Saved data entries
▬▬▬
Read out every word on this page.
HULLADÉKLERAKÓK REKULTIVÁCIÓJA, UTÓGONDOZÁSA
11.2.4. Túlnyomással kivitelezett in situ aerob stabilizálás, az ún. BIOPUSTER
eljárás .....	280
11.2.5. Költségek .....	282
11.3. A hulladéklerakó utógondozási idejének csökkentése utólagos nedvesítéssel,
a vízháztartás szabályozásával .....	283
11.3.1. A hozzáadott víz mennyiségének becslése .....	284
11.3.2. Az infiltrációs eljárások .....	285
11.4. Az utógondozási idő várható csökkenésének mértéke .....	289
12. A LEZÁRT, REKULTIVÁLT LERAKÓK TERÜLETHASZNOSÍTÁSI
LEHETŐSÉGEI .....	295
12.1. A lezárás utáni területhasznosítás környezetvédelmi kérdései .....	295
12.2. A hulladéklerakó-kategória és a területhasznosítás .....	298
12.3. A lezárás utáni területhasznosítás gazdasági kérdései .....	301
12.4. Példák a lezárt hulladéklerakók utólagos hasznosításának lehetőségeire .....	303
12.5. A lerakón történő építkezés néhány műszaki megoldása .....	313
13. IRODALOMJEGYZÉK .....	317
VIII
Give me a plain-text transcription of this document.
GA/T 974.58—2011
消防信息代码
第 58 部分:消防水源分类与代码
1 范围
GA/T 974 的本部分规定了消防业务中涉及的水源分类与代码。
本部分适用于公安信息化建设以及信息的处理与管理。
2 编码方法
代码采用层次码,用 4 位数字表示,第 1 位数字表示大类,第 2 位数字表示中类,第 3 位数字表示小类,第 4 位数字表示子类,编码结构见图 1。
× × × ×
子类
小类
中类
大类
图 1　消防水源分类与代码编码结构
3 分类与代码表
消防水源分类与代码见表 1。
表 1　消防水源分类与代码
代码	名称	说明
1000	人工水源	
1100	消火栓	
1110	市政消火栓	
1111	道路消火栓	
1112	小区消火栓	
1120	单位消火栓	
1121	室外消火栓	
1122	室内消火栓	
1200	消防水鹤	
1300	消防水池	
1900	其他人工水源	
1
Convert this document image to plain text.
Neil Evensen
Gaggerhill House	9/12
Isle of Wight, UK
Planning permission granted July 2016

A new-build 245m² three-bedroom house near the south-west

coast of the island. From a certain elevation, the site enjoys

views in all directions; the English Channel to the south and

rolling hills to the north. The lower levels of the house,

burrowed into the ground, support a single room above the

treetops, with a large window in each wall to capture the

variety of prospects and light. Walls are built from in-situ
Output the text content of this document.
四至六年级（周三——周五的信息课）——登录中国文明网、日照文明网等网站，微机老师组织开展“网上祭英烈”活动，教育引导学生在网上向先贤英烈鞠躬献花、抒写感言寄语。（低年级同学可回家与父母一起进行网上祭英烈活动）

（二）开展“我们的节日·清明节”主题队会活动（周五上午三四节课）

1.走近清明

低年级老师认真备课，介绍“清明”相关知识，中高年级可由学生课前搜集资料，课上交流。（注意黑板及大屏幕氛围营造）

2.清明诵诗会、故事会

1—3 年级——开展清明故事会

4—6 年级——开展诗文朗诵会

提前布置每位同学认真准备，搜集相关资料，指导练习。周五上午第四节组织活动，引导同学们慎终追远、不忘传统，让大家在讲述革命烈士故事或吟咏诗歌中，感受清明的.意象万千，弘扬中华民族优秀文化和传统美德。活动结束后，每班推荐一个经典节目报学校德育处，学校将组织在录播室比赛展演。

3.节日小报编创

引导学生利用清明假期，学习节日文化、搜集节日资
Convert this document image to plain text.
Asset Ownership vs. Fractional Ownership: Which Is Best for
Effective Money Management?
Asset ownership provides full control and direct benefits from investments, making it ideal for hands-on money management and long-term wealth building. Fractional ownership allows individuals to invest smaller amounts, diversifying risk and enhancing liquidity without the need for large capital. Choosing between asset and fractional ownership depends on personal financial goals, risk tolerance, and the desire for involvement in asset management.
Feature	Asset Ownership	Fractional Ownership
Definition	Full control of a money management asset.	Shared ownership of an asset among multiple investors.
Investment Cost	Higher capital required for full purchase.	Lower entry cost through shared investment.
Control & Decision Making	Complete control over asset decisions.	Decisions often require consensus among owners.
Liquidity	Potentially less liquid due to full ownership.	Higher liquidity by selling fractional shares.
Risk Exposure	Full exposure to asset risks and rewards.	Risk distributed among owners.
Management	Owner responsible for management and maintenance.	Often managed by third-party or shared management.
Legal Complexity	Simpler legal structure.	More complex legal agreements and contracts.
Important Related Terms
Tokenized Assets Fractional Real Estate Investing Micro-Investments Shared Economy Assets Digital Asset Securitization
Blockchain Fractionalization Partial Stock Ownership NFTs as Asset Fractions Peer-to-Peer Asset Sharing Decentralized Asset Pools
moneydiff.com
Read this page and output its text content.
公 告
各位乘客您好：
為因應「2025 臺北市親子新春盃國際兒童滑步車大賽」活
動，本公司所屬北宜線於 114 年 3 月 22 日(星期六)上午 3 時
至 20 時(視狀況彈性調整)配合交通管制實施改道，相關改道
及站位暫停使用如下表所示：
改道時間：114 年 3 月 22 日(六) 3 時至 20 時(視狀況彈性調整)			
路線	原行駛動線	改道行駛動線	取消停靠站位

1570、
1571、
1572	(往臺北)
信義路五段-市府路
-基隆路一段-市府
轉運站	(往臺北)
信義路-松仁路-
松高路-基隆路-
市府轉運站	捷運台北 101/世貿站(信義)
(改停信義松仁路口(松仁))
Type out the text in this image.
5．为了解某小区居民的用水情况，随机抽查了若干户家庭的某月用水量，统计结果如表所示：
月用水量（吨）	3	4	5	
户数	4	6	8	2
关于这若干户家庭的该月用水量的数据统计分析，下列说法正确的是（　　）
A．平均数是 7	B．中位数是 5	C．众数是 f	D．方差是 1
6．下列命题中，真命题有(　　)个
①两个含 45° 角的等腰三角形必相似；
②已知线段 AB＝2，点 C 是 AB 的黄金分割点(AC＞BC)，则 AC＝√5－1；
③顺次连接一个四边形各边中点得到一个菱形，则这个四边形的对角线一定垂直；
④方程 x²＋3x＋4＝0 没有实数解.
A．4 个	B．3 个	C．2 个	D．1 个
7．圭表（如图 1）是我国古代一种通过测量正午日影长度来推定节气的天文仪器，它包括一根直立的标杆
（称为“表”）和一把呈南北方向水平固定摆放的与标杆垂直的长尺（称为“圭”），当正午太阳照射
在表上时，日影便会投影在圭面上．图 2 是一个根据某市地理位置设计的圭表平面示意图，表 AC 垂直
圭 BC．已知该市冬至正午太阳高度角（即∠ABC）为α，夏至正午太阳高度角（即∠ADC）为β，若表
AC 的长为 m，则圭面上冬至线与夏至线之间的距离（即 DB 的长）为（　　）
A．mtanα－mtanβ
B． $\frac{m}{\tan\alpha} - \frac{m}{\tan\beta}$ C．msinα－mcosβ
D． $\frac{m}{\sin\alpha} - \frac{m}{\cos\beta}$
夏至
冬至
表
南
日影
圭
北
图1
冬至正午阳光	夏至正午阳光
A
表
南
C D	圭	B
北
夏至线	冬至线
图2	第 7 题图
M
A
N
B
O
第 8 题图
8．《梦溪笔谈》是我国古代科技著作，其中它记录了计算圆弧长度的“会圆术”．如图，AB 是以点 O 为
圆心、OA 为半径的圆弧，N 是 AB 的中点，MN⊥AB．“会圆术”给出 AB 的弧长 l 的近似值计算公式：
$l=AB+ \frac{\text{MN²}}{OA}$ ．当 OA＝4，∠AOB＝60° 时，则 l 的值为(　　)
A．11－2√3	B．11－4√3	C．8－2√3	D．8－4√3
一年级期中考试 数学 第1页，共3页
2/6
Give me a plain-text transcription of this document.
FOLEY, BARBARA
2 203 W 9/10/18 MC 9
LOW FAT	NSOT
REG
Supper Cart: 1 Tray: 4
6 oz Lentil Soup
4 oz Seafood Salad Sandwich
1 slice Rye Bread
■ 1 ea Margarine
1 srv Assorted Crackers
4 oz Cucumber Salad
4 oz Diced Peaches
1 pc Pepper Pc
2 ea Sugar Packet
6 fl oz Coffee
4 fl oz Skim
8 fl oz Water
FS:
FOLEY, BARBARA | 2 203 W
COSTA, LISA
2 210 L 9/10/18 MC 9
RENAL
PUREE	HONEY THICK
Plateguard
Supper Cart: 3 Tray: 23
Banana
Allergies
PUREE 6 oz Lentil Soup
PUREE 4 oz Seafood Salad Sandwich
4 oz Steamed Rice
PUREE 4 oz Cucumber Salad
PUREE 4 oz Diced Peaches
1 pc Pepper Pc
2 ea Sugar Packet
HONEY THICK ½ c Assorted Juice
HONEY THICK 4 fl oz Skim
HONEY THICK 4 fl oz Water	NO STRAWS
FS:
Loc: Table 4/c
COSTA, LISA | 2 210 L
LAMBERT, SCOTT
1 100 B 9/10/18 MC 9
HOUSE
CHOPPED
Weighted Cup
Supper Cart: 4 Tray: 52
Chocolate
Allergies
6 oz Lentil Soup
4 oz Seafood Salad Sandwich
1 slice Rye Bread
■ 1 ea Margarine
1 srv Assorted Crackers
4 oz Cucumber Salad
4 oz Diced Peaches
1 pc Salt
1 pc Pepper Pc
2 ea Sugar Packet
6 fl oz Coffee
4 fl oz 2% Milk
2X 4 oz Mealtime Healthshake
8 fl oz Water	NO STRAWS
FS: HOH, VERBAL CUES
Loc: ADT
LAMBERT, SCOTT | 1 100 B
▬▬▬
▶ _GOAL_:
For this exercise, gather every line of the data that contains the word "THICK".

▶ _COMPLETE OUTPUT_:
PUREE	HONEY THICK
HONEY THICK ½ c Assorted Juice
HONEY THICK 4 fl oz Skim
HONEY THICK 4 fl oz Water	NO STRAWS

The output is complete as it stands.